### Aim:
Every line below that includes "Lateral" counts toward the total. Report that total alone.

### Material:
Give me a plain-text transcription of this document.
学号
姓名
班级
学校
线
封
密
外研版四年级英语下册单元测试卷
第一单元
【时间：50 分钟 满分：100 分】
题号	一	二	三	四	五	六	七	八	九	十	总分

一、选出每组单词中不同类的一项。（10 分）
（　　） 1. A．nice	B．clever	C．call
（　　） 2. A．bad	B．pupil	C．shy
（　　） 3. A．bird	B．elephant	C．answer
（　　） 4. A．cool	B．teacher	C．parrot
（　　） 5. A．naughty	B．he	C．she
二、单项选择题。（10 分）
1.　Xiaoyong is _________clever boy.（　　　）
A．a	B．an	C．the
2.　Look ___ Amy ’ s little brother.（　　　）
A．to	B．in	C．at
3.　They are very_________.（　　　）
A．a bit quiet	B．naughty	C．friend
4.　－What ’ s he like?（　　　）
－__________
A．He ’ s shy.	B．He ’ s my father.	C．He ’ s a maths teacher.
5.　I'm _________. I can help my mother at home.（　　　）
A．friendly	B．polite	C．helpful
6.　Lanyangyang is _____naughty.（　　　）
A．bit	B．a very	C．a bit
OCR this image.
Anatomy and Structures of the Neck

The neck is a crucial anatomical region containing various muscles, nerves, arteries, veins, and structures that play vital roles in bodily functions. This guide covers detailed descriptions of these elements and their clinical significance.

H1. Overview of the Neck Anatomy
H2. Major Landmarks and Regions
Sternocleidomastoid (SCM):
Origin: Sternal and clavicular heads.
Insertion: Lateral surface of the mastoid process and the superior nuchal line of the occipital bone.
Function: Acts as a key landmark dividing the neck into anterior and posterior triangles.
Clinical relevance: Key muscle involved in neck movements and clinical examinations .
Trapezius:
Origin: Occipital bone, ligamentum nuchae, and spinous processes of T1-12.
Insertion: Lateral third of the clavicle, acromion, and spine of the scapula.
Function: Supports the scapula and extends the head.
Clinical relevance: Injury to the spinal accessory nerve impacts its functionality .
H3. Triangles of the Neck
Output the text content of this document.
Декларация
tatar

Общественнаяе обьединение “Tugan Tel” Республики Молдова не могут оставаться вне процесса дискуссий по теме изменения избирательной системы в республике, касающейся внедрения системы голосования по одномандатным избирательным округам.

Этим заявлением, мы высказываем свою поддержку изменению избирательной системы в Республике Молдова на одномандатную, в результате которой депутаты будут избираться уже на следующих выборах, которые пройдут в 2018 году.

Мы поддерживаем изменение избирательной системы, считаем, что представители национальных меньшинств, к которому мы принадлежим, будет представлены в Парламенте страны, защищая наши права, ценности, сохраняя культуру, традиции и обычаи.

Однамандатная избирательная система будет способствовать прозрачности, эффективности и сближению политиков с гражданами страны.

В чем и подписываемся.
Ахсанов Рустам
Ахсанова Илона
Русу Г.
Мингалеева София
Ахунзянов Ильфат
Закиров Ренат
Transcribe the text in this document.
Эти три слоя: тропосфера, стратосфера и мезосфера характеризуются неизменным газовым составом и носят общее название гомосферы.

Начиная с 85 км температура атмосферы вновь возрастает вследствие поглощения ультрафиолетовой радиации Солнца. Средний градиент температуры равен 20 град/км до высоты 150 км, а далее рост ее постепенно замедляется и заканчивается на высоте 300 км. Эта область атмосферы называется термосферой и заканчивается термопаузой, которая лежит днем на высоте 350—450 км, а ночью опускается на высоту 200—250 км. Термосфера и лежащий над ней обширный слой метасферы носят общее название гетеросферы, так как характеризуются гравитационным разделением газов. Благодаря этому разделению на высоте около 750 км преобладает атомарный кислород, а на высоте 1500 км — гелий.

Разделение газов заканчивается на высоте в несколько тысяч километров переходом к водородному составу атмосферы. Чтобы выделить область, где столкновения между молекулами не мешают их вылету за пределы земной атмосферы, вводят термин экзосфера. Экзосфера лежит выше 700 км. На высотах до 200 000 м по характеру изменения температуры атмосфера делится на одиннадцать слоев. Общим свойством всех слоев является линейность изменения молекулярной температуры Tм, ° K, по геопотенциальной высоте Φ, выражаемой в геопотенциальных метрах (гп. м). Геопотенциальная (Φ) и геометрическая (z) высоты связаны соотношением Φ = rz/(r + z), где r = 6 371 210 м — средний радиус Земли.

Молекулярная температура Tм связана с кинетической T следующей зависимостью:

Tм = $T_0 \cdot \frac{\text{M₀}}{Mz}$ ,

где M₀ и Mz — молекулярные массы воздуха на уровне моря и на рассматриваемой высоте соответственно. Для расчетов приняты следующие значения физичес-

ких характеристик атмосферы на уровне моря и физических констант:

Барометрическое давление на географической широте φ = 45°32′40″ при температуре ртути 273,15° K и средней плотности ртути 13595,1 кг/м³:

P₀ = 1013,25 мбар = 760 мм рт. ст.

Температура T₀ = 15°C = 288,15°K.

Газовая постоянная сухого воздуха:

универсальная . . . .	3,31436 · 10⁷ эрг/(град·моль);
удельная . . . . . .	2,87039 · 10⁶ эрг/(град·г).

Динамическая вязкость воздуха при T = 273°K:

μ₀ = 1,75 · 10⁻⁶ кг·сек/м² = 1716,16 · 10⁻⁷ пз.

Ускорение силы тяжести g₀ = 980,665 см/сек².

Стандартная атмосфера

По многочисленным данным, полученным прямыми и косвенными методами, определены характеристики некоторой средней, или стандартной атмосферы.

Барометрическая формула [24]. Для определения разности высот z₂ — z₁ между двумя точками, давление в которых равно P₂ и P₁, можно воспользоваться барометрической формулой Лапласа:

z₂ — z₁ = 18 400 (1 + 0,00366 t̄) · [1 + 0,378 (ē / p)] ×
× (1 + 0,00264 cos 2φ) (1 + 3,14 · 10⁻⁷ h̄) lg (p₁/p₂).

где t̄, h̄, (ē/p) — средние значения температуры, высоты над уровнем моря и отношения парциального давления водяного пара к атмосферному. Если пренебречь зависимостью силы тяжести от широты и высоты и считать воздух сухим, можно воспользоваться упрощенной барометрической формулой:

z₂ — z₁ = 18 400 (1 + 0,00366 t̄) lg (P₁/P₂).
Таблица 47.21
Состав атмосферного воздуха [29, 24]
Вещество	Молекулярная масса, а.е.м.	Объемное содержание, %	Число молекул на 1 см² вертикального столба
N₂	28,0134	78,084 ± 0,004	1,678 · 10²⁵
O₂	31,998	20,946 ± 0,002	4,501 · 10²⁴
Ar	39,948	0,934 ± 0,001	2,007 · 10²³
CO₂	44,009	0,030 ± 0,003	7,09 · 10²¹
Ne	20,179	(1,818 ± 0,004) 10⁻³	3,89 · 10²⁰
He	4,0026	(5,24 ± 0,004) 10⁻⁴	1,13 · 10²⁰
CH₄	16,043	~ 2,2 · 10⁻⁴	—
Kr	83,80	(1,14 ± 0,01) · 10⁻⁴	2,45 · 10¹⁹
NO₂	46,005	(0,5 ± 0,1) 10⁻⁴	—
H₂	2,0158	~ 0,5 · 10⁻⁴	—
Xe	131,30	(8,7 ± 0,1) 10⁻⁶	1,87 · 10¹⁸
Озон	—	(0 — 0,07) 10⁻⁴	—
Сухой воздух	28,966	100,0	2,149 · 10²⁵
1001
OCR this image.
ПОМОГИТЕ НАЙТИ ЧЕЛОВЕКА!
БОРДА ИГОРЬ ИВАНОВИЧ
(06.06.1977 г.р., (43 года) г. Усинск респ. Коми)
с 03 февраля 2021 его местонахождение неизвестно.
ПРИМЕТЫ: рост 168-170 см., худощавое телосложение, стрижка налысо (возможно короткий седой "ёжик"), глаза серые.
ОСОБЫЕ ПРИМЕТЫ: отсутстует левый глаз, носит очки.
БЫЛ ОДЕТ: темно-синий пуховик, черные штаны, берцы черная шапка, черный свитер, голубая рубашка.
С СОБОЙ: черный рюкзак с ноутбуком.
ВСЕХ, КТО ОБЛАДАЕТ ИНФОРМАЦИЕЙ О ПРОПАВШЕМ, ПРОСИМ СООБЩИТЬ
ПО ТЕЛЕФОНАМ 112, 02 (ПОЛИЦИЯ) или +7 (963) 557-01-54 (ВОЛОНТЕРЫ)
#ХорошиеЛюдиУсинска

### Solution to the exercise:
2